- [OBJECTIVE]:
Extract the entries in their exact form.

- [MATERIAL SUPPLIED]:
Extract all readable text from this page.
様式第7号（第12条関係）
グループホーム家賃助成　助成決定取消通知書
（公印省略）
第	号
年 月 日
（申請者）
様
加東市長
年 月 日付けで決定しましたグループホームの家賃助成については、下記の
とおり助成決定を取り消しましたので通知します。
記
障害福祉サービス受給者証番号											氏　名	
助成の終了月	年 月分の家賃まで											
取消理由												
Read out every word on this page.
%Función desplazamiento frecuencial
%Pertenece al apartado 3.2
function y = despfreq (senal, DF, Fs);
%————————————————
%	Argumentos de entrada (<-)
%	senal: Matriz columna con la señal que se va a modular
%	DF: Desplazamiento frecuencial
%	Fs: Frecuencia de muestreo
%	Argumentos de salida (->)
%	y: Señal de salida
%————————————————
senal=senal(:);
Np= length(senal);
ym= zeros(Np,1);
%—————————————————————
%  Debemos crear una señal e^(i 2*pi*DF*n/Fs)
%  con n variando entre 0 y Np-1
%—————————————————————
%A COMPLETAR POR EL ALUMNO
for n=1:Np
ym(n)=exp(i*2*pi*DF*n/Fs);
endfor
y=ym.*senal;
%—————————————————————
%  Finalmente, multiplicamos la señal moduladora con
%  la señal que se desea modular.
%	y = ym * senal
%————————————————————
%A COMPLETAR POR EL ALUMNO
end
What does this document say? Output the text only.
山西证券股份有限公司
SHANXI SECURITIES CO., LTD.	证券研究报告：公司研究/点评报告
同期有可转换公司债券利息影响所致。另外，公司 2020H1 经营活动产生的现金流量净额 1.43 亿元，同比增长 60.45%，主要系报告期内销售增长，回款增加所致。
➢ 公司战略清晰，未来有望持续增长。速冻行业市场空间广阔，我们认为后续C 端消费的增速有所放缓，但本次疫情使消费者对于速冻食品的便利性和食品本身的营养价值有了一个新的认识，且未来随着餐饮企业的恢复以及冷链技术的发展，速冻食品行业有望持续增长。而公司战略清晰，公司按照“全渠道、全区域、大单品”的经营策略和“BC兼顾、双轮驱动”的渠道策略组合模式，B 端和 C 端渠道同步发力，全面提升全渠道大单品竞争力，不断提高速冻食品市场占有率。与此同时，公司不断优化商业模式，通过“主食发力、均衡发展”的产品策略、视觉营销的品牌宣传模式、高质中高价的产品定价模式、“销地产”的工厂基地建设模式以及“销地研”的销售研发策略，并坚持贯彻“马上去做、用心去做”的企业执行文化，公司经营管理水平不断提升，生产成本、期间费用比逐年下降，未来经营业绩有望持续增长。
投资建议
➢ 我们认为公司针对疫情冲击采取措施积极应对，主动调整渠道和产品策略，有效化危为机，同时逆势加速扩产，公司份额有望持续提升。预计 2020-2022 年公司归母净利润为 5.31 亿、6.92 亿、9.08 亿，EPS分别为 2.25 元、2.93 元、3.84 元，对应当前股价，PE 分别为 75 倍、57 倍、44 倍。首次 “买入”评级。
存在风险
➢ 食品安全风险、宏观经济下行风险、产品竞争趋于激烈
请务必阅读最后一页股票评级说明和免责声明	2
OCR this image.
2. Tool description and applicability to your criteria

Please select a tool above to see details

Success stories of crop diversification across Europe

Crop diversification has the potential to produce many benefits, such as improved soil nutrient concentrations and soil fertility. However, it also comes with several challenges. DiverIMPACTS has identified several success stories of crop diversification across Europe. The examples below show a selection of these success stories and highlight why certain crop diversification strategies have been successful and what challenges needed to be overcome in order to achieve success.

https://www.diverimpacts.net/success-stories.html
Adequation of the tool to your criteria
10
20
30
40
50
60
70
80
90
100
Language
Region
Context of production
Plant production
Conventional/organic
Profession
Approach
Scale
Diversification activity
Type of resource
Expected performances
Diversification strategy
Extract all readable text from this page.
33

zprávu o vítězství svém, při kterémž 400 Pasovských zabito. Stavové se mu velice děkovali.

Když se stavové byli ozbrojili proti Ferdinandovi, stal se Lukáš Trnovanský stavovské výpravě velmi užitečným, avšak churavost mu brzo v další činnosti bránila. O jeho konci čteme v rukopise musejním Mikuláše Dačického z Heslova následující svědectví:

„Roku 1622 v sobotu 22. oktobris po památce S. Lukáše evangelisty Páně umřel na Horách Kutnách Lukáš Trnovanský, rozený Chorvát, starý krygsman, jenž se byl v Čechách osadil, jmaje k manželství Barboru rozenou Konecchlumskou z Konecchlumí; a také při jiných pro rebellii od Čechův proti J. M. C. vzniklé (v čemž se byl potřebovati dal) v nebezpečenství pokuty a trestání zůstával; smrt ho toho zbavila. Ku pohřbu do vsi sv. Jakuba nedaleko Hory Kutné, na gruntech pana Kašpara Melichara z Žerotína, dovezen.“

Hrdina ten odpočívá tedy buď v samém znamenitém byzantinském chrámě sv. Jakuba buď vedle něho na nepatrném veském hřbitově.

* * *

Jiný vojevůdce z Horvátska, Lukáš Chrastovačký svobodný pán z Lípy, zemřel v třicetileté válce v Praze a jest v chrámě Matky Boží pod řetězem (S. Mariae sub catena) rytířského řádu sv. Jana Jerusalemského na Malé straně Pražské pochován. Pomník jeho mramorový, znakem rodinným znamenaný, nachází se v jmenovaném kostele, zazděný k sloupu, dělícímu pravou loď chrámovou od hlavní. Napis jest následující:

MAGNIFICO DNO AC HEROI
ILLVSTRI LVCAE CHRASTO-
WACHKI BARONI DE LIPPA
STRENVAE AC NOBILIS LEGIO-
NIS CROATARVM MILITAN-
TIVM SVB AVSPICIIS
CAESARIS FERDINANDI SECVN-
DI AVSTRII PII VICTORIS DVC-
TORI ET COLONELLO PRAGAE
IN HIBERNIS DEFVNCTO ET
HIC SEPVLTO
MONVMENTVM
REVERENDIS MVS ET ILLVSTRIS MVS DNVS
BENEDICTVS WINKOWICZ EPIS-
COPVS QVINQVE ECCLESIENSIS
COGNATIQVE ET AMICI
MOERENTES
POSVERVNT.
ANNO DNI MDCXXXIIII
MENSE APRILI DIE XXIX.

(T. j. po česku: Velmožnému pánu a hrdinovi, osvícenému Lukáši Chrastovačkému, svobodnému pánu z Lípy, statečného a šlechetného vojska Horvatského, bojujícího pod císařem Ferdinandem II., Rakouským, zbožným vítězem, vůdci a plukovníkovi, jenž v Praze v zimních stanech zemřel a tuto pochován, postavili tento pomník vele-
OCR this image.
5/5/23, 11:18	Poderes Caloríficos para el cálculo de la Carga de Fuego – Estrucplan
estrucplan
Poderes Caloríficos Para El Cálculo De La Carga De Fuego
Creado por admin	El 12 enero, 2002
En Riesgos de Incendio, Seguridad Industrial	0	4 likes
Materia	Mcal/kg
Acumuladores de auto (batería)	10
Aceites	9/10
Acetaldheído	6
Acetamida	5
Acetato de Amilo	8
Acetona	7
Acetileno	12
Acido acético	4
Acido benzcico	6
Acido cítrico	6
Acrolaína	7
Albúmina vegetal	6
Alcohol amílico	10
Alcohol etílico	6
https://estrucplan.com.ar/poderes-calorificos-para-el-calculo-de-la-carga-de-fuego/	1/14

- [WRITTEN RESPONSE]:
Extract all readable text from this page.
様式第7号（第12条関係）
グループホーム家賃助成　助成決定取消通知書
（公印省略）
第	号
年 月 日
（申請者）
様
加東市長
年 月 日付けで決定しましたグループホームの家賃助成については、下記の
とおり助成決定を取り消しましたので通知します。
記
障害福祉サービス受給者証番号											氏　名	
助成の終了月	年 月分の家賃まで											
取消理由												
Read out every word on this page.
%Función desplazamiento frecuencial
%Pertenece al apartado 3.2
function y = despfreq (senal, DF, Fs);
%————————————————
%	Argumentos de entrada (<-)
%	senal: Matriz columna con la señal que se va a modular
%	DF: Desplazamiento frecuencial
%	Fs: Frecuencia de muestreo
%	Argumentos de salida (->)
%	y: Señal de salida
%————————————————
senal=senal(:);
Np= length(senal);
ym= zeros(Np,1);
%—————————————————————
%  Debemos crear una señal e^(i 2*pi*DF*n/Fs)
%  con n variando entre 0 y Np-1
%—————————————————————
%A COMPLETAR POR EL ALUMNO
for n=1:Np
ym(n)=exp(i*2*pi*DF*n/Fs);
endfor
y=ym.*senal;
%—————————————————————
%  Finalmente, multiplicamos la señal moduladora con
%  la señal que se desea modular.
%	y = ym * senal
%————————————————————
%A COMPLETAR POR EL ALUMNO
end
What does this document say? Output the text only.
山西证券股份有限公司
SHANXI SECURITIES CO., LTD.	证券研究报告：公司研究/点评报告
同期有可转换公司债券利息影响所致。另外，公司 2020H1 经营活动产生的现金流量净额 1.43 亿元，同比增长 60.45%，主要系报告期内销售增长，回款增加所致。
➢ 公司战略清晰，未来有望持续增长。速冻行业市场空间广阔，我们认为后续C 端消费的增速有所放缓，但本次疫情使消费者对于速冻食品的便利性和食品本身的营养价值有了一个新的认识，且未来随着餐饮企业的恢复以及冷链技术的发展，速冻食品行业有望持续增长。而公司战略清晰，公司按照“全渠道、全区域、大单品”的经营策略和“BC兼顾、双轮驱动”的渠道策略组合模式，B 端和 C 端渠道同步发力，全面提升全渠道大单品竞争力，不断提高速冻食品市场占有率。与此同时，公司不断优化商业模式，通过“主食发力、均衡发展”的产品策略、视觉营销的品牌宣传模式、高质中高价的产品定价模式、“销地产”的工厂基地建设模式以及“销地研”的销售研发策略，并坚持贯彻“马上去做、用心去做”的企业执行文化，公司经营管理水平不断提升，生产成本、期间费用比逐年下降，未来经营业绩有望持续增长。
投资建议
➢ 我们认为公司针对疫情冲击采取措施积极应对，主动调整渠道和产品策略，有效化危为机，同时逆势加速扩产，公司份额有望持续提升。预计 2020-2022 年公司归母净利润为 5.31 亿、6.92 亿、9.08 亿，EPS分别为 2.25 元、2.93 元、3.84 元，对应当前股价，PE 分别为 75 倍、57 倍、44 倍。首次 “买入”评级。
存在风险
➢ 食品安全风险、宏观经济下行风险、产品竞争趋于激烈
请务必阅读最后一页股票评级说明和免责声明	2
OCR this image.
2. Tool description and applicability to your criteria

Please select a tool above to see details

Success stories of crop diversification across Europe

Crop diversification has the potential to produce many benefits, such as improved soil nutrient concentrations and soil fertility. However, it also comes with several challenges. DiverIMPACTS has identified several success stories of crop diversification across Europe. The examples below show a selection of these success stories and highlight why certain crop diversification strategies have been successful and what challenges needed to be overcome in order to achieve success.

https://www.diverimpacts.net/success-stories.html
Adequation of the tool to your criteria
10
20
30
40
50
60
70
80
90
100
Language
Region
Context of production
Plant production
Conventional/organic
Profession
Approach
Scale
Diversification activity
Type of resource
Expected performances
Diversification strategy
Extract all readable text from this page.
33

zprávu o vítězství svém, při kterémž 400 Pasovských zabito. Stavové se mu velice děkovali.

Když se stavové byli ozbrojili proti Ferdinandovi, stal se Lukáš Trnovanský stavovské výpravě velmi užitečným, avšak churavost mu brzo v další činnosti bránila. O jeho konci čteme v rukopise musejním Mikuláše Dačického z Heslova následující svědectví:

„Roku 1622 v sobotu 22. oktobris po památce S. Lukáše evangelisty Páně umřel na Horách Kutnách Lukáš Trnovanský, rozený Chorvát, starý krygsman, jenž se byl v Čechách osadil, jmaje k manželství Barboru rozenou Konecchlumskou z Konecchlumí; a také při jiných pro rebellii od Čechův proti J. M. C. vzniklé (v čemž se byl potřebovati dal) v nebezpečenství pokuty a trestání zůstával; smrt ho toho zbavila. Ku pohřbu do vsi sv. Jakuba nedaleko Hory Kutné, na gruntech pana Kašpara Melichara z Žerotína, dovezen.“

Hrdina ten odpočívá tedy buď v samém znamenitém byzantinském chrámě sv. Jakuba buď vedle něho na nepatrném veském hřbitově.

* * *

Jiný vojevůdce z Horvátska, Lukáš Chrastovačký svobodný pán z Lípy, zemřel v třicetileté válce v Praze a jest v chrámě Matky Boží pod řetězem (S. Mariae sub catena) rytířského řádu sv. Jana Jerusalemského na Malé straně Pražské pochován. Pomník jeho mramorový, znakem rodinným znamenaný, nachází se v jmenovaném kostele, zazděný k sloupu, dělícímu pravou loď chrámovou od hlavní. Napis jest následující:

MAGNIFICO DNO AC HEROI
ILLVSTRI LVCAE CHRASTO-
WACHKI BARONI DE LIPPA
STRENVAE AC NOBILIS LEGIO-
NIS CROATARVM MILITAN-
TIVM SVB AVSPICIIS
CAESARIS FERDINANDI SECVN-
DI AVSTRII PII VICTORIS DVC-
TORI ET COLONELLO PRAGAE
IN HIBERNIS DEFVNCTO ET
HIC SEPVLTO
MONVMENTVM
REVERENDIS MVS ET ILLVSTRIS MVS DNVS
BENEDICTVS WINKOWICZ EPIS-
COPVS QVINQVE ECCLESIENSIS
COGNATIQVE ET AMICI
MOERENTES
POSVERVNT.
ANNO DNI MDCXXXIIII
MENSE APRILI DIE XXIX.

(T. j. po česku: Velmožnému pánu a hrdinovi, osvícenému Lukáši Chrastovačkému, svobodnému pánu z Lípy, statečného a šlechetného vojska Horvatského, bojujícího pod císařem Ferdinandem II., Rakouským, zbožným vítězem, vůdci a plukovníkovi, jenž v Praze v zimních stanech zemřel a tuto pochován, postavili tento pomník vele-
OCR this image.
5/5/23, 11:18	Poderes Caloríficos para el cálculo de la Carga de Fuego – Estrucplan
estrucplan
Poderes Caloríficos Para El Cálculo De La Carga De Fuego
Creado por admin	El 12 enero, 2002
En Riesgos de Incendio, Seguridad Industrial	0	4 likes
Materia	Mcal/kg
Acumuladores de auto (batería)	10
Aceites	9/10
Acetaldheído	6
Acetamida	5
Acetato de Amilo	8
Acetona	7
Acetileno	12
Acido acético	4
Acido benzcico	6
Acido cítrico	6
Acrolaína	7
Albúmina vegetal	6
Alcohol amílico	10
Alcohol etílico	6
https://estrucplan.com.ar/poderes-calorificos-para-el-calculo-de-la-carga-de-fuego/	1/14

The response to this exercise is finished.